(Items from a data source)
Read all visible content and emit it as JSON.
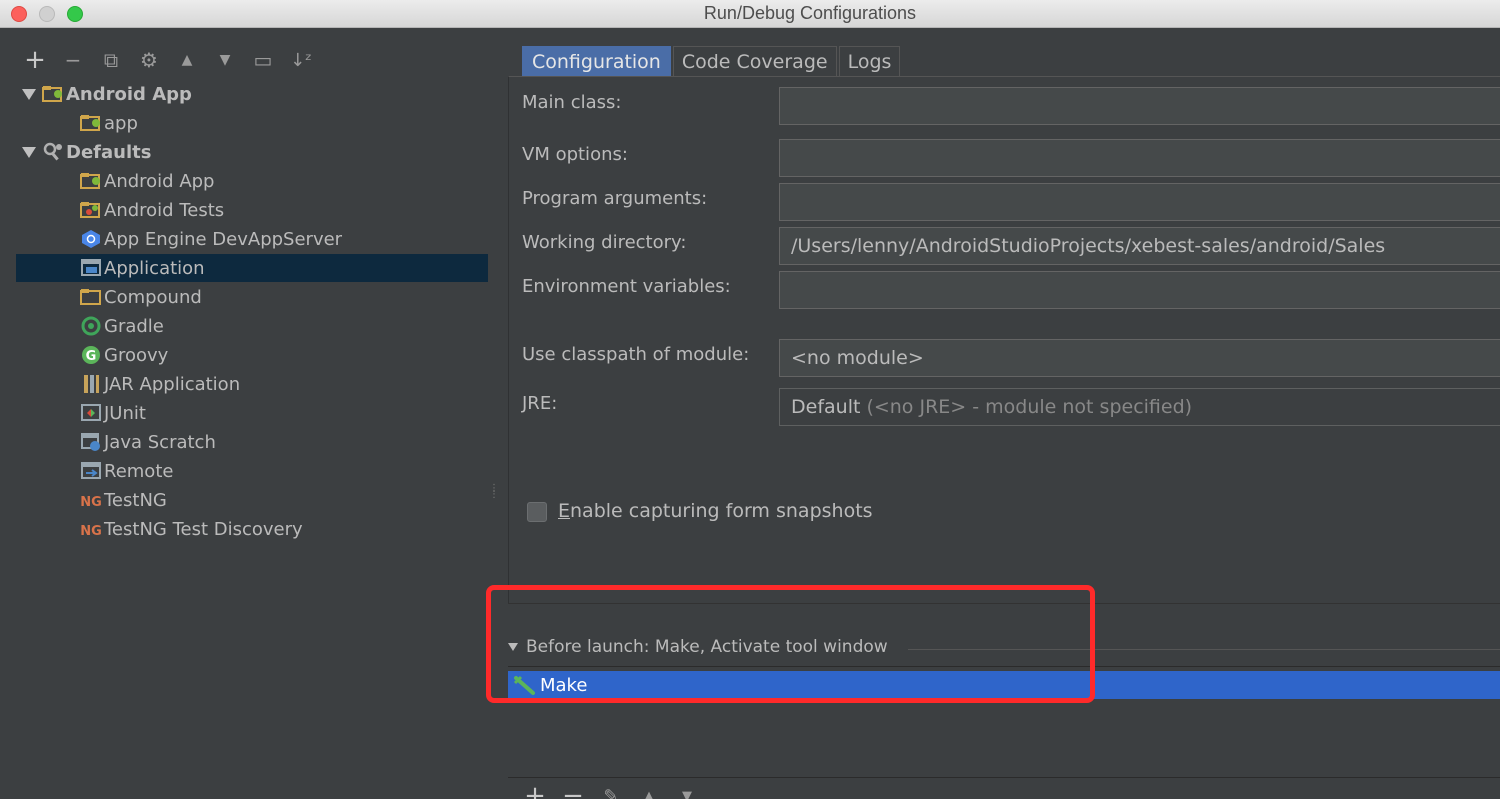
{
  "window": {
    "title": "Run/Debug Configurations"
  },
  "toolbar": {
    "add": "+",
    "remove": "−",
    "copy": "⧉",
    "edit": "⚙",
    "up": "▲",
    "down": "▼",
    "folder": "▭",
    "sort": "↓ᶻ"
  },
  "tree": {
    "groups": [
      {
        "label": "Android App",
        "children": [
          "app"
        ]
      },
      {
        "label": "Defaults",
        "children": [
          "Android App",
          "Android Tests",
          "App Engine DevAppServer",
          "Application",
          "Compound",
          "Gradle",
          "Groovy",
          "JAR Application",
          "JUnit",
          "Java Scratch",
          "Remote",
          "TestNG",
          "TestNG Test Discovery"
        ]
      }
    ],
    "selected": "Application"
  },
  "tabs": [
    "Configuration",
    "Code Coverage",
    "Logs"
  ],
  "form": {
    "main_class_label": "Main class:",
    "main_class_value": "",
    "vm_options_label": "VM options:",
    "vm_options_value": "",
    "program_args_label": "Program arguments:",
    "program_args_value": "",
    "working_dir_label": "Working directory:",
    "working_dir_value": "/Users/lenny/AndroidStudioProjects/xebest-sales/android/Sales",
    "env_vars_label": "Environment variables:",
    "env_vars_value": "",
    "classpath_label": "Use classpath of module:",
    "classpath_value": "<no module>",
    "jre_label": "JRE:",
    "jre_value": "Default",
    "jre_hint": "(<no JRE> - module not specified)",
    "snapshots_mnemonic": "E",
    "snapshots_rest": "nable capturing form snapshots",
    "snapshots_checked": false
  },
  "before_launch": {
    "header": "Before launch: Make, Activate tool window",
    "items": [
      "Make"
    ],
    "toolbar": {
      "add": "+",
      "remove": "−",
      "edit": "✎",
      "up": "▲",
      "down": "▼"
    }
  },
  "colors": {
    "highlight": "#ff2a2a",
    "selection": "#2f65ca",
    "active_tab": "#4a6da7"
  }
}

[Required task] Print out the lines exactly, skipping any picture.

[Task result]
Read all visible content and emit it as JSON.
{
  "window": {
    "title": "Run/Debug Configurations"
  },
  "toolbar": {
    "add": "+",
    "remove": "−",
    "copy": "⧉",
    "edit": "⚙",
    "up": "▲",
    "down": "▼",
    "folder": "▭",
    "sort": "↓ᶻ"
  },
  "tree": {
    "groups": [
      {
        "label": "Android App",
        "children": [
          "app"
        ]
      },
      {
        "label": "Defaults",
        "children": [
          "Android App",
          "Android Tests",
          "App Engine DevAppServer",
          "Application",
          "Compound",
          "Gradle",
          "Groovy",
          "JAR Application",
          "JUnit",
          "Java Scratch",
          "Remote",
          "TestNG",
          "TestNG Test Discovery"
        ]
      }
    ],
    "selected": "Application"
  },
  "tabs": [
    "Configuration",
    "Code Coverage",
    "Logs"
  ],
  "form": {
    "main_class_label": "Main class:",
    "main_class_value": "",
    "vm_options_label": "VM options:",
    "vm_options_value": "",
    "program_args_label": "Program arguments:",
    "program_args_value": "",
    "working_dir_label": "Working directory:",
    "working_dir_value": "/Users/lenny/AndroidStudioProjects/xebest-sales/android/Sales",
    "env_vars_label": "Environment variables:",
    "env_vars_value": "",
    "classpath_label": "Use classpath of module:",
    "classpath_value": "<no module>",
    "jre_label": "JRE:",
    "jre_value": "Default",
    "jre_hint": "(<no JRE> - module not specified)",
    "snapshots_mnemonic": "E",
    "snapshots_rest": "nable capturing form snapshots",
    "snapshots_checked": false
  },
  "before_launch": {
    "header": "Before launch: Make, Activate tool window",
    "items": [
      "Make"
    ],
    "toolbar": {
      "add": "+",
      "remove": "−",
      "edit": "✎",
      "up": "▲",
      "down": "▼"
    }
  },
  "colors": {
    "highlight": "#ff2a2a",
    "selection": "#2f65ca",
    "active_tab": "#4a6da7"
  }
}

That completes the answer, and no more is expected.